■ Short problem A ■
Please reproduce the listing word for word, starting at the line that has "Patent image size: (1032, 767)." and ending after the line that has "The content 11-2 is at (570, 350).".

■ Provided passage ■
------------

Saturday, October 12, 2013
In last week's post we talked about the possibility of further weakness taking the S+P 500 down into the 1640's which would likely cap the downside. And that is exactly what happened. On Wednesday the S+P 500 dropped as low as 1646.47, at that point the correction was exactly 83.39 points in length. Almost identical to the previous correction from the high at 1709 (82.20 points-highlighted on chart above). It goes to show you that the best trades/investments almost always fly in the face of most current market data!
The SPY (S+P 500 ETF) actually tested the exact spot that was pointed out in last week's post.
The Dow Jones Industrial Average briefly took out it's lows, likely gunning for stops below, before reversing higher. You can see the divergence between the S+P and Dow, as the Dow has farther to go to make new highs and is only at it's midpoint of the September drop. Resistance will likely come in play around the 15,330 area, I don't expect this to be more than short term resistance but it is worth noting regardless.
On a quick side note, I hear a lot of people talk about placing their protective stops above or below key highs and lows. While I commend the discipline and risk management, placing these kind of orders directly above or below key pivot points is a sure fire way for losing your money. As the market generally has to auction above or below key pivot points to generate interest from the buyers/sellers to continue it's general trend.
Moving on, the Russell 2000 index is made up of small cap, mostly domestic companies. This is a very good index to watch to gauge the level of risk investor's are willing to take. This chart above shows a very healthy uptrend that is just shy of closing at all time highs.
The Nasdaq composite also shows a healthy uptrend, trading at the upper end of it's yearly range.
Taking a look at Bonds using the US long bond etf (TLT). We can see a short term down trend potentially building a base around the $102 low. We can also see that each short covering rally in the last two years have pushed higher by about $9 points. This will project around $111-$112 as resistance which there happens to be a couple swing lows in the vicinity and a 200 day moving average above. That is probably your best entry for shorts, a break out above would most likely produce a move up to $120 or so.
Tracking the US dollar using the etf UUP, we can see a pretty obvious downtrend longer term. This week we briefly took out this year's low to date and the 2012 low, before moving back above. This definitely has the potential for a short squeeze with a possibility of reaching that upper trend line above.
The Dow Jones Transportation Index remains strong as well. Also trading at the upper end of it's yearly range.
The cumulative advance decline line got a solid bounce this week as well. The big question remains, will we finally see an upside breakout? Really everything else in between doesn't really matter.
So what should we expect going forward? Personally I think the lows are in and the S+P 500 is headed up to at least 1775 and 16,500 on the Dow, over the coming months. Historically when we have a very good 1st quarter, we tend to close the year out well also. However in the short term we have moved quite a bit higher in a short amount of time. I expect to find some resistance around the 1709 area.

------------

■ Material shown ■
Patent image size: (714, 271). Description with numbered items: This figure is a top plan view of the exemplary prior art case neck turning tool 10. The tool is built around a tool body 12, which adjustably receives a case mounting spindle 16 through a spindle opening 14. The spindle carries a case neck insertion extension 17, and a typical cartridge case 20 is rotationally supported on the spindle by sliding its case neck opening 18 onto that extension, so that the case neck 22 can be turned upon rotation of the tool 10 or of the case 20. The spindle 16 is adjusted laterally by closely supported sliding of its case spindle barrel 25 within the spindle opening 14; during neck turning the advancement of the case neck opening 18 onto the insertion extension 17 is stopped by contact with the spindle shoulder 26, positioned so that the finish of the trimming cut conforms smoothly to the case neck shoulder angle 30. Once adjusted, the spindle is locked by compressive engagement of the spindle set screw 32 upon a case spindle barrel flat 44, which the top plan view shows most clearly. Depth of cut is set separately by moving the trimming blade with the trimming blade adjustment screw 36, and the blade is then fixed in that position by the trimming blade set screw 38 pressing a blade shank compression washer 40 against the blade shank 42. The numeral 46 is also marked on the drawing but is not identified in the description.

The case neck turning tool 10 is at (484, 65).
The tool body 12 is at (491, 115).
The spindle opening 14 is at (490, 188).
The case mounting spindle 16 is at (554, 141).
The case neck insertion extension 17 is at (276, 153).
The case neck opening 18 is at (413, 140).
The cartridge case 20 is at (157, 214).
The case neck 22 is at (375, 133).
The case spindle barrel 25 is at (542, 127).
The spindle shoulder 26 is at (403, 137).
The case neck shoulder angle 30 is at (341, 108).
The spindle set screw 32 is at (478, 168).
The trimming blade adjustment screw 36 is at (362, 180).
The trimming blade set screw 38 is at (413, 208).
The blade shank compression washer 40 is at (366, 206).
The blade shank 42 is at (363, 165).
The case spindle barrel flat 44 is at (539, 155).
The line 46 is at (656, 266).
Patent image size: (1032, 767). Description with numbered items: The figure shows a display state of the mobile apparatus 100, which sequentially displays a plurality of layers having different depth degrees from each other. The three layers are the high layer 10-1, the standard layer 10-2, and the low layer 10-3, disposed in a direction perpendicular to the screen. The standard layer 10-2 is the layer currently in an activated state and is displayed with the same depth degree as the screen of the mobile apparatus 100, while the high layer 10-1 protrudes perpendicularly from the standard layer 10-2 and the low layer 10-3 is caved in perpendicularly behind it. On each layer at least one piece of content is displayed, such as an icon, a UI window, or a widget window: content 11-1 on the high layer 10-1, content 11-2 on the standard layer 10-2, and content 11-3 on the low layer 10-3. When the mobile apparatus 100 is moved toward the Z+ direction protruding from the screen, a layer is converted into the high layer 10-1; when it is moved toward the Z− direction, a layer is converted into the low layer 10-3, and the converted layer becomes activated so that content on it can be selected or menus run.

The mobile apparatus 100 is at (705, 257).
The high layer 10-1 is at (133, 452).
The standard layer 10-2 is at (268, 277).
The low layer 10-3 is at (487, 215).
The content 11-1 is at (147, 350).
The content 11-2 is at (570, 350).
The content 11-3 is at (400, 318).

------------

■ Short problem B ■
Extend the stock market commentary past its final sentence.

■ Expected output A ■
Patent image size: (1032, 767). Description with numbered items: The figure shows a display state of the mobile apparatus 100, which sequentially displays a plurality of layers having different depth degrees from each other. The three layers are the high layer 10-1, the standard layer 10-2, and the low layer 10-3, disposed in a direction perpendicular to the screen. The standard layer 10-2 is the layer currently in an activated state and is displayed with the same depth degree as the screen of the mobile apparatus 100, while the high layer 10-1 protrudes perpendicularly from the standard layer 10-2 and the low layer 10-3 is caved in perpendicularly behind it. On each layer at least one piece of content is displayed, such as an icon, a UI window, or a widget window: content 11-1 on the high layer 10-1, content 11-2 on the standard layer 10-2, and content 11-3 on the low layer 10-3. When the mobile apparatus 100 is moved toward the Z+ direction protruding from the screen, a layer is converted into the high layer 10-1; when it is moved toward the Z− direction, a layer is converted into the low layer 10-3, and the converted layer becomes activated so that content on it can be selected or menus run.

The mobile apparatus 100 is at (705, 257).
The high layer 10-1 is at (133, 452).
The standard layer 10-2 is at (268, 277).
The low layer 10-3 is at (487, 215).
The content 11-1 is at (147, 350).
The content 11-2 is at (570, 350).

■ Expected output B ■
A scenario I could see playing out is highlighted on the above chart. 1670-75 should now define downside support for the next move higher. That would setup an inverted head and shoulders pattern (albeit a distorted one) that would target new all time highs.
So in conclusion, we are likely to see more short term volatility as Congress goes back and forth on an eventual resolution to the debt ceiling. But the probabilities that the low is in are strong. We should be on our way to our upside targets in the major averages.
We should also be aware that this bull market, by historical standards, is getting old. That doesn't mean that it has to end anytime soon, but any weakness should be taken seriously. We may well only have another 5% or so upside before a good sized 20-30% correction. That is what I am anticipating, and it should factor into the risk vs. reward of any strategy going forward.
Friday, October 4, 2013
In a week that featured a fair amount of intraday volatility due to headline news of the reality of the Government shutdown, the S+P 500 actually closed the week relatively unchanged, with the NASDAQ actually closing at a new bull market high. So as the "news and the noise" abounded, in terms of price action it was much to do about nothing.
In last week's post we talked about a key support area at 1685-1687 as defined by the May highs and Syria breakaway gap. Due to the anticipation of a government shutdown we found ourselves opening below that area on Monday's day session, a bearish implication for the short term trader's time frame. However I want to point out the fact that responsive buyers showed up almost all week, with the exception of Thursday.
This chart above is a 30 minute chart of the SPY (S+P 500 Index Fund). What I mean by responsive buying is the fact that 4 out of the 5 days this week the market closed well above it's open call. Say what you will, but this looks to me like demand still remains.
Now the real question is, where do we go from here? On the short term, personally I believe we are preparing to push higher to retest 1709 which is defined by the August highs and 61% retrace level of this current correction. I am using that level as my short term bull/bear line in the sand. Strength above (meaning a close above or continued price acceptance above) signals to me a high probability that the drop is over and we should see a market rally to at least 1775 on the S+P 500 and around 16,500 on the Dow. (Upside targets are explained in this post.)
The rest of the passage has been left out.